AVAILABLE DATA =
------------------------------

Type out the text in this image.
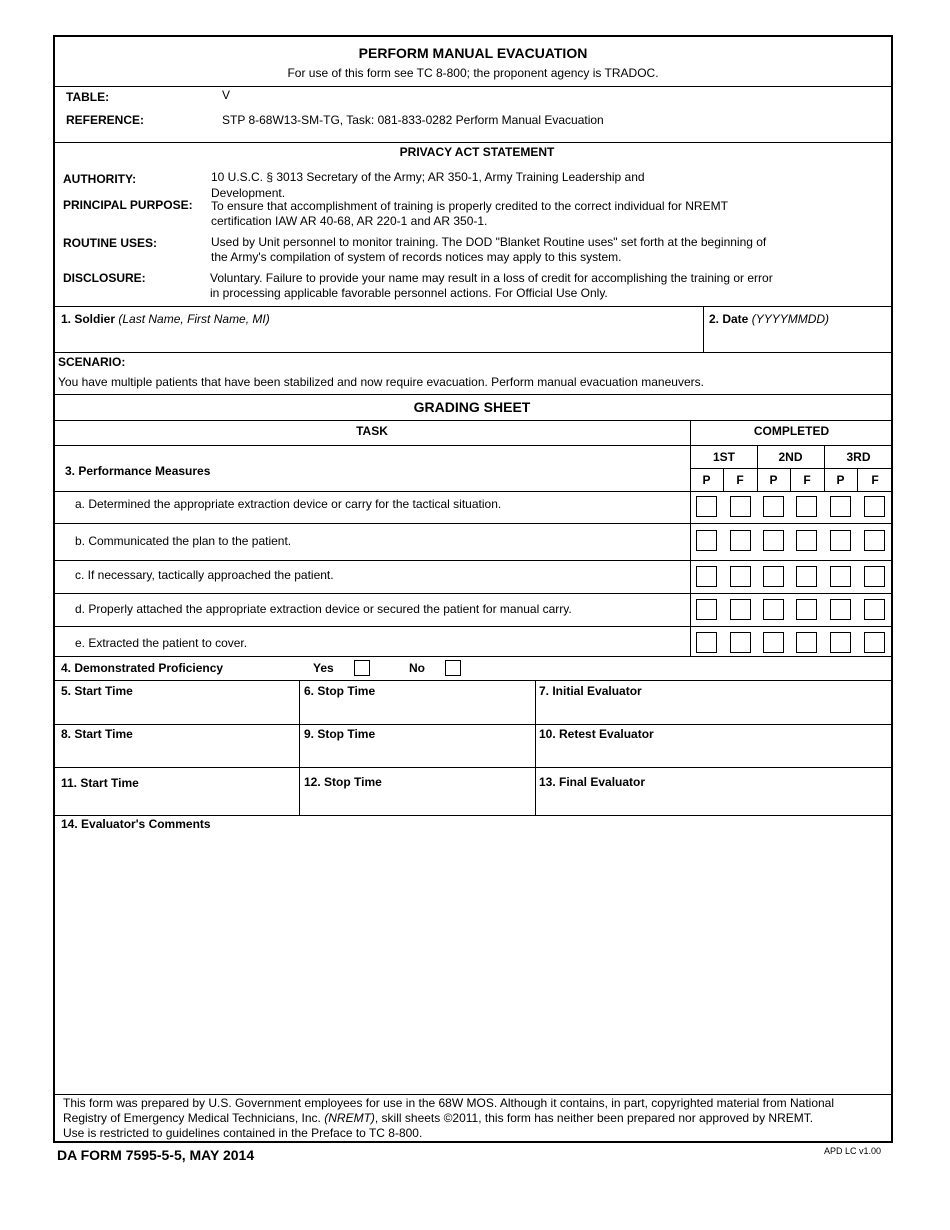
PERFORM MANUAL EVACUATION
For use of this form see TC 8-800; the proponent agency is TRADOC.
TABLE:	V
REFERENCE:	STP 8-68W13-SM-TG, Task: 081-833-0282 Perform Manual Evacuation
PRIVACY ACT STATEMENT
AUTHORITY:	10 U.S.C. § 3013 Secretary of the Army; AR 350-1, Army Training Leadership and
Development.
PRINCIPAL PURPOSE: To ensure that accomplishment of training is properly credited to the correct individual for NREMT
certification IAW AR 40-68, AR 220-1 and AR 350-1.
ROUTINE USES:	Used by Unit personnel to monitor training. The DOD "Blanket Routine uses" set forth at the beginning of
the Army's compilation of system of records notices may apply to this system.
DISCLOSURE:	Voluntary. Failure to provide your name may result in a loss of credit for accomplishing the training or error
in processing applicable favorable personnel actions. For Official Use Only.
1. Soldier (Last Name, First Name, MI)	2. Date (YYYYMMDD)
SCENARIO:
You have multiple patients that have been stabilized and now require evacuation. Perform manual evacuation maneuvers.
GRADING SHEET
TASK	COMPLETED
1ST	2ND	3RD
P	F	P	F	P	F
3. Performance Measures
a. Determined the appropriate extraction device or carry for the tactical situation.
b. Communicated the plan to the patient.
c. If necessary, tactically approached the patient.
d. Properly attached the appropriate extraction device or secured the patient for manual carry.
e. Extracted the patient to cover.
4. Demonstrated Proficiency	Yes	No
5. Start Time	6. Stop Time	7. Initial Evaluator
8. Start Time	9. Stop Time	10. Retest Evaluator
11. Start Time	12. Stop Time	13. Final Evaluator
14. Evaluator's Comments
This form was prepared by U.S. Government employees for use in the 68W MOS. Although it contains, in part, copyrighted material from National
Registry of Emergency Medical Technicians, Inc. (NREMT), skill sheets ©2011, this form has neither been prepared nor approved by NREMT.
Use is restricted to guidelines contained in the Preface to TC 8-800.
DA FORM 7595-5-5, MAY 2014	APD LC v1.00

------------------------------

PROBLEM STATEMENT =
All of the lines above should be printed exactly, minus the pictures.

ANSWER TO THE EXERCISE =
Type out the text in this image.
PERFORM MANUAL EVACUATION
For use of this form see TC 8-800; the proponent agency is TRADOC.
TABLE:	V
REFERENCE:	STP 8-68W13-SM-TG, Task: 081-833-0282 Perform Manual Evacuation
PRIVACY ACT STATEMENT
AUTHORITY:	10 U.S.C. § 3013 Secretary of the Army; AR 350-1, Army Training Leadership and
Development.
PRINCIPAL PURPOSE: To ensure that accomplishment of training is properly credited to the correct individual for NREMT
certification IAW AR 40-68, AR 220-1 and AR 350-1.
ROUTINE USES:	Used by Unit personnel to monitor training. The DOD "Blanket Routine uses" set forth at the beginning of
the Army's compilation of system of records notices may apply to this system.
DISCLOSURE:	Voluntary. Failure to provide your name may result in a loss of credit for accomplishing the training or error
in processing applicable favorable personnel actions. For Official Use Only.
1. Soldier (Last Name, First Name, MI)	2. Date (YYYYMMDD)
SCENARIO:
You have multiple patients that have been stabilized and now require evacuation. Perform manual evacuation maneuvers.
GRADING SHEET
TASK	COMPLETED
1ST	2ND	3RD
P	F	P	F	P	F
3. Performance Measures
a. Determined the appropriate extraction device or carry for the tactical situation.
b. Communicated the plan to the patient.
c. If necessary, tactically approached the patient.
d. Properly attached the appropriate extraction device or secured the patient for manual carry.
e. Extracted the patient to cover.
4. Demonstrated Proficiency	Yes	No
5. Start Time	6. Stop Time	7. Initial Evaluator
8. Start Time	9. Stop Time	10. Retest Evaluator
11. Start Time	12. Stop Time	13. Final Evaluator
14. Evaluator's Comments
This form was prepared by U.S. Government employees for use in the 68W MOS. Although it contains, in part, copyrighted material from National
Registry of Emergency Medical Technicians, Inc. (NREMT), skill sheets ©2011, this form has neither been prepared nor approved by NREMT.
Use is restricted to guidelines contained in the Preface to TC 8-800.
DA FORM 7595-5-5, MAY 2014	APD LC v1.00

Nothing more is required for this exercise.